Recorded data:
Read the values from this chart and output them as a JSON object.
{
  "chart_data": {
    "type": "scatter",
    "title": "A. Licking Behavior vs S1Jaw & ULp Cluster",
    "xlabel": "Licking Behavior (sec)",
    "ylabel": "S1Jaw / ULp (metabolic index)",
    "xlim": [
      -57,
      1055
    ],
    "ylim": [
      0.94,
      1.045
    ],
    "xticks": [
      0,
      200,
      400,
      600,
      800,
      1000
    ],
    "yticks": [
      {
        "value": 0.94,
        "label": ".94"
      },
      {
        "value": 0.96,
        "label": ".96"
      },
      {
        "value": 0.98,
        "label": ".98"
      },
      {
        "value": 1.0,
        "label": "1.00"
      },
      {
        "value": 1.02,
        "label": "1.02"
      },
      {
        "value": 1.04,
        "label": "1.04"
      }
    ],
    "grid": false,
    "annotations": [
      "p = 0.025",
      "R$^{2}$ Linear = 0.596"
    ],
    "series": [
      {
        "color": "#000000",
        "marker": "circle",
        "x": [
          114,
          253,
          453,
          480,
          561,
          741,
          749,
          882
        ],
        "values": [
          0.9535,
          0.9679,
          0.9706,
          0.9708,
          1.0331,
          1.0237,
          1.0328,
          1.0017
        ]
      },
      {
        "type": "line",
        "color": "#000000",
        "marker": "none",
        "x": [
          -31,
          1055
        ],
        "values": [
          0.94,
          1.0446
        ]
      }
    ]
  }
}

● Your objective
Only the number is needed here: how many lines of the records contain "Licking"?

● Response for this exercise
2